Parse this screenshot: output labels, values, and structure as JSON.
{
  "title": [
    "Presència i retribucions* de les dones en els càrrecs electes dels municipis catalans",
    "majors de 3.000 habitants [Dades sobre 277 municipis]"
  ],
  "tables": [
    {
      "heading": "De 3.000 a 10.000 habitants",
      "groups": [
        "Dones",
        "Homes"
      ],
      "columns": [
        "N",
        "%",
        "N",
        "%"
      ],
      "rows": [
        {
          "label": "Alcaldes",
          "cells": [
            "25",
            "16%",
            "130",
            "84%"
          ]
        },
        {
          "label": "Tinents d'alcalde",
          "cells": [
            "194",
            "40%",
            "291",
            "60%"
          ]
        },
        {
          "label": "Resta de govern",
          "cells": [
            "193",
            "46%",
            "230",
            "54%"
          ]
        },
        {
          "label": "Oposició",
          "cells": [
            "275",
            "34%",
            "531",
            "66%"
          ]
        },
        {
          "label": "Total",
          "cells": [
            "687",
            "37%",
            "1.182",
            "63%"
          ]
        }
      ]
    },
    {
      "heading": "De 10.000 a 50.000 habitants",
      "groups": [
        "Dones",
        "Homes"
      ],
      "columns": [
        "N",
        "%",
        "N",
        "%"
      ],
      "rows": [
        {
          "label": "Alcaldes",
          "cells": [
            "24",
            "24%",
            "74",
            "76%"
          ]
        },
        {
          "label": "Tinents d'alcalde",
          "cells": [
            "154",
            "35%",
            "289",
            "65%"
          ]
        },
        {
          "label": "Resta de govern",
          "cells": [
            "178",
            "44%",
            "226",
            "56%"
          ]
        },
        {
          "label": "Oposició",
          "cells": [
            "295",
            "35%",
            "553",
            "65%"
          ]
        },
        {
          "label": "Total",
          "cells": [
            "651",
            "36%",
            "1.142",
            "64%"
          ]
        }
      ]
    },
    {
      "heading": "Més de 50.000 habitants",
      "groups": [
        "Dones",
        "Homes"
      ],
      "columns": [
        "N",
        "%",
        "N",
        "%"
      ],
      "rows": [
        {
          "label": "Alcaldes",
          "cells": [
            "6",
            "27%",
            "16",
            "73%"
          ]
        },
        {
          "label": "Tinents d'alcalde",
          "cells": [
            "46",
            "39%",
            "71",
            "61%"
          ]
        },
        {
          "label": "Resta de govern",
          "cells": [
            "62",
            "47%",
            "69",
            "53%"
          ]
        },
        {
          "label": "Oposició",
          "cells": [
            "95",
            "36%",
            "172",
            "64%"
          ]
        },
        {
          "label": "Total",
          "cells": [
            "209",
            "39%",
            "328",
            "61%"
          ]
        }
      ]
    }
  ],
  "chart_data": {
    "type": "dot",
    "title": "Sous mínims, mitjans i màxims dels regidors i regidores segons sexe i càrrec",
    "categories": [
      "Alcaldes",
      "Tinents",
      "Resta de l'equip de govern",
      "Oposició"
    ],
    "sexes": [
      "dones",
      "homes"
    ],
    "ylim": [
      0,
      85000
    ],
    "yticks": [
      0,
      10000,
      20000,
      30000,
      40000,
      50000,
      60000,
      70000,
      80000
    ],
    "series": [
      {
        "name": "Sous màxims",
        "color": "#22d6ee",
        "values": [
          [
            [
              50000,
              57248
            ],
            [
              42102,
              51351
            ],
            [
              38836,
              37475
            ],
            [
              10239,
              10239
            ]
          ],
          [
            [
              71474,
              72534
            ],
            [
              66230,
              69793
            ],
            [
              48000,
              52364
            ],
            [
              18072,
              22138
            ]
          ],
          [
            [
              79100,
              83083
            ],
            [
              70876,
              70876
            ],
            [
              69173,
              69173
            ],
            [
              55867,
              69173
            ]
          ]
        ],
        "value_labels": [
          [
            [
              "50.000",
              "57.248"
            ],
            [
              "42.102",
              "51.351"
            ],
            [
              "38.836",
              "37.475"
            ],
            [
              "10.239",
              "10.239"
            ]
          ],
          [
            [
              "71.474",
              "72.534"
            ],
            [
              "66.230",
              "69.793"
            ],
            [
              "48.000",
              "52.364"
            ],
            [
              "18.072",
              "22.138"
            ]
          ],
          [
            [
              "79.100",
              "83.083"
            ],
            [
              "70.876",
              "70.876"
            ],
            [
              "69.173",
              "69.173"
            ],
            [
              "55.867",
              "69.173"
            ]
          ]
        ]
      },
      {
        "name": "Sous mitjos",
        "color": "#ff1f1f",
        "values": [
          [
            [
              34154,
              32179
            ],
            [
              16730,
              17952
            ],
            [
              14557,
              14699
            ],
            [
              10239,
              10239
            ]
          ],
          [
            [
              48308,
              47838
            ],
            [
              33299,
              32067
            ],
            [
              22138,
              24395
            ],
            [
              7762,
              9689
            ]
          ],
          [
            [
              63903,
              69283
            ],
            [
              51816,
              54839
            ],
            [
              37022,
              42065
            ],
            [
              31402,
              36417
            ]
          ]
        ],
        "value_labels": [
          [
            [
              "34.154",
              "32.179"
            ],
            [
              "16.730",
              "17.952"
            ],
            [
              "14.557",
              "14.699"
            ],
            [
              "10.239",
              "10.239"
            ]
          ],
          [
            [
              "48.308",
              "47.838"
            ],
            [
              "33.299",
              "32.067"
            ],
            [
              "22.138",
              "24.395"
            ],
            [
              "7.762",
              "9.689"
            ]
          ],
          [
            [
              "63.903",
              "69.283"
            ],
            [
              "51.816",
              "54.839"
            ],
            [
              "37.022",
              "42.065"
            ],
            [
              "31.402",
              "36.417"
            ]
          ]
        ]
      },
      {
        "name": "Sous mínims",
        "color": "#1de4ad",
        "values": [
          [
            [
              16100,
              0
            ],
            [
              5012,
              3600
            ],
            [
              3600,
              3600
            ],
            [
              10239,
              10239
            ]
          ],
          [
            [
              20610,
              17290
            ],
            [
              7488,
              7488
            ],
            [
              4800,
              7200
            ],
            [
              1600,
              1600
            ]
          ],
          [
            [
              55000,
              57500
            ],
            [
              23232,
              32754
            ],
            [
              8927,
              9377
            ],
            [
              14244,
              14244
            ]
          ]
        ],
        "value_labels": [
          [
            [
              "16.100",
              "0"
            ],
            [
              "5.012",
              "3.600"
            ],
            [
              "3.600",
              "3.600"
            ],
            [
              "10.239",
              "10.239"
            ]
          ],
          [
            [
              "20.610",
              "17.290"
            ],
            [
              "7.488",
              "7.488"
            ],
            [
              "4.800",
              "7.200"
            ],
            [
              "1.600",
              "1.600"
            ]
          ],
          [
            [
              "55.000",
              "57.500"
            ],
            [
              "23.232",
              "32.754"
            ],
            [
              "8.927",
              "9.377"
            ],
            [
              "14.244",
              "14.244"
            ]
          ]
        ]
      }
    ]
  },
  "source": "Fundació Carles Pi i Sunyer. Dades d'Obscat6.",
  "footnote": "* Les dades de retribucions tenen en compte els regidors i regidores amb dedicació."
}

* **Stated problem**
Count the lines of the listing above that include the word "heading" and state the total with nothing else.

* **Correct output**
3